> AIM
Rewrite the data with every instance of "chevron-down-icon" changed to "expand-arrow-icon" and everything else left as is. Omit the pictures.

> AVAILABLE DATA
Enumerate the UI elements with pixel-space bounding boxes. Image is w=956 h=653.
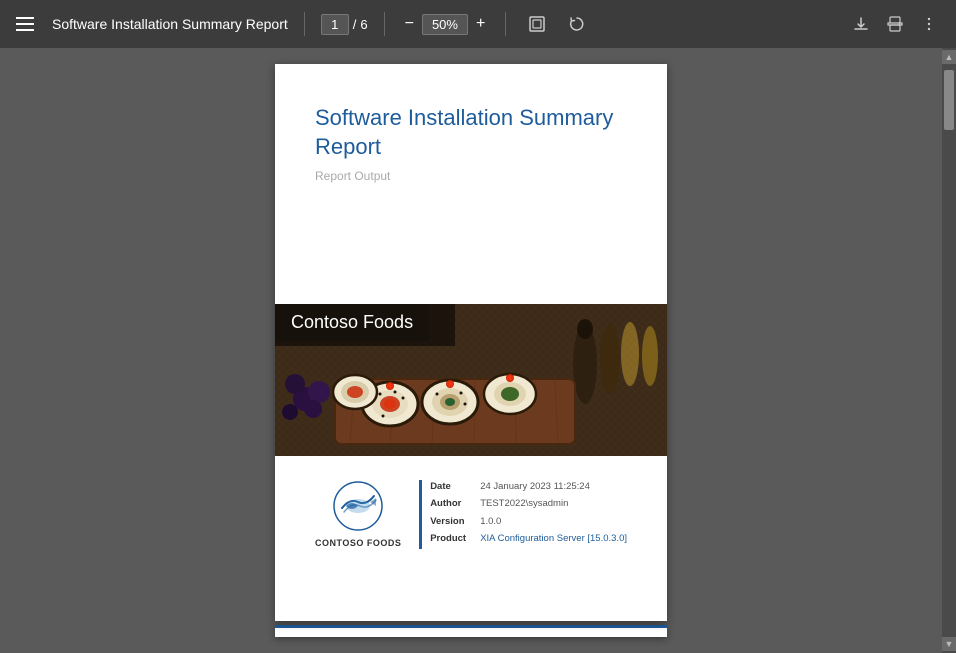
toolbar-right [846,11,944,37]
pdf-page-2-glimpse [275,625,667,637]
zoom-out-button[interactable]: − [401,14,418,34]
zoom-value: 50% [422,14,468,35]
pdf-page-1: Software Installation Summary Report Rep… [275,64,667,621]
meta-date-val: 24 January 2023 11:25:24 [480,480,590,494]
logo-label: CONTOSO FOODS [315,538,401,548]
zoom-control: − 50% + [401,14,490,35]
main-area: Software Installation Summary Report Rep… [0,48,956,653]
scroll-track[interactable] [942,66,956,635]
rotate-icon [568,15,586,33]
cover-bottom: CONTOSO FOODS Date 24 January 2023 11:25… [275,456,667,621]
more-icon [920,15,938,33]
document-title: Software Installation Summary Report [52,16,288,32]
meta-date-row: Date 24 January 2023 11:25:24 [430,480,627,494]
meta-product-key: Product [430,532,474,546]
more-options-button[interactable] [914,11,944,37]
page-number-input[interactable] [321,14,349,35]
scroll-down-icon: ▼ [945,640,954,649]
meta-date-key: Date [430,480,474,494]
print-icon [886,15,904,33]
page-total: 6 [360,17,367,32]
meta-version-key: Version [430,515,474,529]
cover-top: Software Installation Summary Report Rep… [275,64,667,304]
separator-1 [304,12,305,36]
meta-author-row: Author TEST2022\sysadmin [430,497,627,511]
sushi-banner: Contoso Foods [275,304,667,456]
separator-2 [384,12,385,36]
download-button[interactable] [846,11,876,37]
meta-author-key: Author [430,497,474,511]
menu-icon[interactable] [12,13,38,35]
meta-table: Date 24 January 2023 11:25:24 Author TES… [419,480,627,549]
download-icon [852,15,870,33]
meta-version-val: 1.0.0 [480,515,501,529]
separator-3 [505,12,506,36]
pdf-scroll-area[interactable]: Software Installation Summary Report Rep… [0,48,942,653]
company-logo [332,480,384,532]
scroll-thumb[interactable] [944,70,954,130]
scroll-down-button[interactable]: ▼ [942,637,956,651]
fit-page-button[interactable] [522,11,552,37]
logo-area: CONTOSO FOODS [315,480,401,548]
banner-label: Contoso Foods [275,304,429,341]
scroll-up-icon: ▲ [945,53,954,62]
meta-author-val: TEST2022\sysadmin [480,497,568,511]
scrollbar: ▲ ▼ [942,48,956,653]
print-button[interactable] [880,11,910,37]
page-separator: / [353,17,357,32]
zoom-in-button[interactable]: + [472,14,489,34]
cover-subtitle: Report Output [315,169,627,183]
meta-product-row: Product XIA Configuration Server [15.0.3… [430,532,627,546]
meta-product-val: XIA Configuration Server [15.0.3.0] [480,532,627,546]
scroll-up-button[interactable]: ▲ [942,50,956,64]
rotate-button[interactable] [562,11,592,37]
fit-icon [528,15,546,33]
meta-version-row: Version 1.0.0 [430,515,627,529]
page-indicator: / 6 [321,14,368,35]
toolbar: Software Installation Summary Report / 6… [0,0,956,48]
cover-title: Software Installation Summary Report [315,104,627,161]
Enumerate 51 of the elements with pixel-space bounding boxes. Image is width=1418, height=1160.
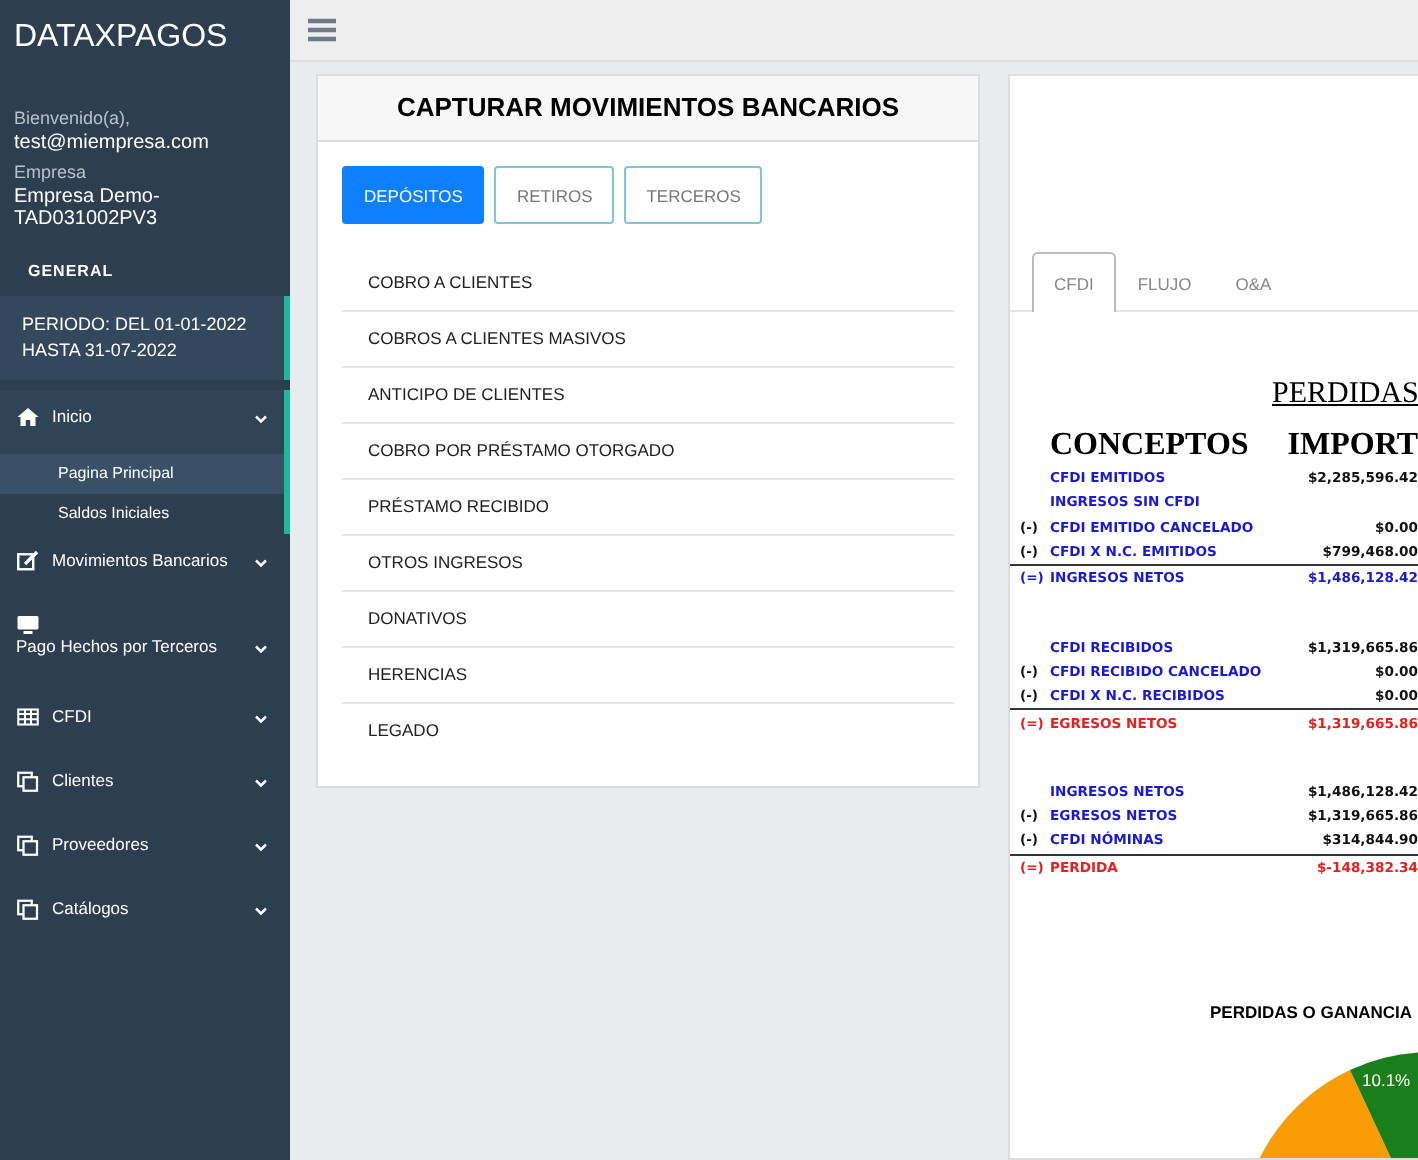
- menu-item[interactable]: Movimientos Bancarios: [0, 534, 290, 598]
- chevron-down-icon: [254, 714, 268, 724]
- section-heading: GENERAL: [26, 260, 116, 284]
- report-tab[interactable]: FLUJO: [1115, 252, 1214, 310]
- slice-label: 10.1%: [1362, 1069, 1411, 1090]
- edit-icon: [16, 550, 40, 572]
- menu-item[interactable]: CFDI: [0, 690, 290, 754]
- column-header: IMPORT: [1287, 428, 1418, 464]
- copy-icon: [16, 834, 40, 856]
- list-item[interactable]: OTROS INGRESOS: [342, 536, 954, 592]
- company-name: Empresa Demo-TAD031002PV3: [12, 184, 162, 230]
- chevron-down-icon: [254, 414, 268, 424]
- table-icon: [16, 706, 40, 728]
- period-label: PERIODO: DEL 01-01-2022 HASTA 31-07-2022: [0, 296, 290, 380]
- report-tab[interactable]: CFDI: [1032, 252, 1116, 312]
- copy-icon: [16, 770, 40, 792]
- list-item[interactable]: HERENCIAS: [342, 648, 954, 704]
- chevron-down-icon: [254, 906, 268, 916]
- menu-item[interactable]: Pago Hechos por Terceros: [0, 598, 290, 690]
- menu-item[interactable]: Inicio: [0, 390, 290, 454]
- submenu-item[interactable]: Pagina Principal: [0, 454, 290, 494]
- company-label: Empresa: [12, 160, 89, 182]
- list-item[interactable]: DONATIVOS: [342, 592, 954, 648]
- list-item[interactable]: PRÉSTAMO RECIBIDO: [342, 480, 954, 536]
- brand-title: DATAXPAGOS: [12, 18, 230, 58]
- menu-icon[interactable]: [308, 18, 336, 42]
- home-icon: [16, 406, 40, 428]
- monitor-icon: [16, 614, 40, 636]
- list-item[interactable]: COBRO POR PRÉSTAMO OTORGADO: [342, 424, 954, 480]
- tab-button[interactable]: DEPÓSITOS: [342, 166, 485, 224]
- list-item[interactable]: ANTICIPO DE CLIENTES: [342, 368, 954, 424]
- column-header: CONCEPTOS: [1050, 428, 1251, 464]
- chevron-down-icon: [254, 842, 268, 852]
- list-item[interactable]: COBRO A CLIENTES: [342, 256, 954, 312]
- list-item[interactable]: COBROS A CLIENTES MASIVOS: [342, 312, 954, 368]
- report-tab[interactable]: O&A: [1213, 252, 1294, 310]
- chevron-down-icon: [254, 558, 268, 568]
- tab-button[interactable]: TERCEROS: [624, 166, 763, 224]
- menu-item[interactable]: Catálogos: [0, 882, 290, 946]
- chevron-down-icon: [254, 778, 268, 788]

> TASK ANSWER
Enumerate the UI elements with pixel-space bounding boxes. Image is w=956 h=653.
toolbar-right [846,11,944,37]
pdf-page-2-glimpse [275,625,667,637]
zoom-out-button[interactable]: − [401,14,418,34]
zoom-value: 50% [422,14,468,35]
pdf-page-1: Software Installation Summary Report Rep… [275,64,667,621]
meta-date-val: 24 January 2023 11:25:24 [480,480,590,494]
logo-label: CONTOSO FOODS [315,538,401,548]
zoom-control: − 50% + [401,14,490,35]
main-area: Software Installation Summary Report Rep… [0,48,956,653]
scroll-track[interactable] [942,66,956,635]
rotate-icon [568,15,586,33]
cover-bottom: CONTOSO FOODS Date 24 January 2023 11:25… [275,456,667,621]
more-icon [920,15,938,33]
document-title: Software Installation Summary Report [52,16,288,32]
meta-date-row: Date 24 January 2023 11:25:24 [430,480,627,494]
meta-product-key: Product [430,532,474,546]
more-options-button[interactable] [914,11,944,37]
page-number-input[interactable] [321,14,349,35]
scroll-down-icon: ▼ [945,640,954,649]
meta-date-key: Date [430,480,474,494]
print-icon [886,15,904,33]
page-total: 6 [360,17,367,32]
meta-version-key: Version [430,515,474,529]
cover-top: Software Installation Summary Report Rep… [275,64,667,304]
separator-1 [304,12,305,36]
meta-author-row: Author TEST2022\sysadmin [430,497,627,511]
sushi-banner: Contoso Foods [275,304,667,456]
separator-2 [384,12,385,36]
download-button[interactable] [846,11,876,37]
meta-author-key: Author [430,497,474,511]
menu-icon[interactable] [12,13,38,35]
meta-table: Date 24 January 2023 11:25:24 Author TES… [419,480,627,549]
download-icon [852,15,870,33]
meta-version-val: 1.0.0 [480,515,501,529]
separator-3 [505,12,506,36]
pdf-scroll-area[interactable]: Software Installation Summary Report Rep… [0,48,942,653]
company-logo [332,480,384,532]
scroll-thumb[interactable] [944,70,954,130]
scroll-down-button[interactable]: ▼ [942,637,956,651]
fit-page-button[interactable] [522,11,552,37]
logo-area: CONTOSO FOODS [315,480,401,548]
banner-label: Contoso Foods [275,304,429,341]
scroll-up-icon: ▲ [945,53,954,62]
meta-author-val: TEST2022\sysadmin [480,497,568,511]
scrollbar: ▲ ▼ [942,48,956,653]
print-button[interactable] [880,11,910,37]
page-separator: / [353,17,357,32]
zoom-in-button[interactable]: + [472,14,489,34]
cover-subtitle: Report Output [315,169,627,183]
meta-product-row: Product XIA Configuration Server [15.0.3… [430,532,627,546]
meta-product-val: XIA Configuration Server [15.0.3.0] [480,532,627,546]
scroll-up-button[interactable]: ▲ [942,50,956,64]
rotate-button[interactable] [562,11,592,37]
fit-icon [528,15,546,33]
meta-version-row: Version 1.0.0 [430,515,627,529]
page-indicator: / 6 [321,14,368,35]
toolbar: Software Installation Summary Report / 6… [0,0,956,48]
cover-title: Software Installation Summary Report [315,104,627,161]
Enumerate 51 of the elements with pixel-space bounding boxes. Image is width=1418, height=1160.
- menu-item[interactable]: Movimientos Bancarios: [0, 534, 290, 598]
- expand-arrow-icon: [254, 714, 268, 724]
- section-heading: GENERAL: [26, 260, 116, 284]
- report-tab[interactable]: FLUJO: [1115, 252, 1214, 310]
- slice-label: 10.1%: [1362, 1069, 1411, 1090]
- edit-icon: [16, 550, 40, 572]
- menu-item[interactable]: CFDI: [0, 690, 290, 754]
- column-header: IMPORT: [1287, 428, 1418, 464]
- copy-icon: [16, 834, 40, 856]
- list-item[interactable]: OTROS INGRESOS: [342, 536, 954, 592]
- company-name: Empresa Demo-TAD031002PV3: [12, 184, 162, 230]
- expand-arrow-icon: [254, 414, 268, 424]
- table-icon: [16, 706, 40, 728]
- period-label: PERIODO: DEL 01-01-2022 HASTA 31-07-2022: [0, 296, 290, 380]
- report-tab[interactable]: CFDI: [1032, 252, 1116, 312]
- copy-icon: [16, 770, 40, 792]
- list-item[interactable]: HERENCIAS: [342, 648, 954, 704]
- expand-arrow-icon: [254, 906, 268, 916]
- menu-item[interactable]: Pago Hechos por Terceros: [0, 598, 290, 690]
- menu-item[interactable]: Inicio: [0, 390, 290, 454]
- submenu-item[interactable]: Pagina Principal: [0, 454, 290, 494]
- company-label: Empresa: [12, 160, 89, 182]
- list-item[interactable]: DONATIVOS: [342, 592, 954, 648]
- list-item[interactable]: PRÉSTAMO RECIBIDO: [342, 480, 954, 536]
- brand-title: DATAXPAGOS: [12, 18, 230, 58]
- menu-icon[interactable]: [308, 18, 336, 42]
- home-icon: [16, 406, 40, 428]
- monitor-icon: [16, 614, 40, 636]
- list-item[interactable]: COBRO POR PRÉSTAMO OTORGADO: [342, 424, 954, 480]
- tab-button[interactable]: DEPÓSITOS: [342, 166, 485, 224]
- list-item[interactable]: ANTICIPO DE CLIENTES: [342, 368, 954, 424]
- column-header: CONCEPTOS: [1050, 428, 1251, 464]
- expand-arrow-icon: [254, 842, 268, 852]
- list-item[interactable]: COBRO A CLIENTES: [342, 256, 954, 312]
- list-item[interactable]: COBROS A CLIENTES MASIVOS: [342, 312, 954, 368]
- report-tab[interactable]: O&A: [1213, 252, 1294, 310]
- expand-arrow-icon: [254, 558, 268, 568]
- tab-button[interactable]: TERCEROS: [624, 166, 763, 224]
- menu-item[interactable]: Catálogos: [0, 882, 290, 946]
- expand-arrow-icon: [254, 778, 268, 788]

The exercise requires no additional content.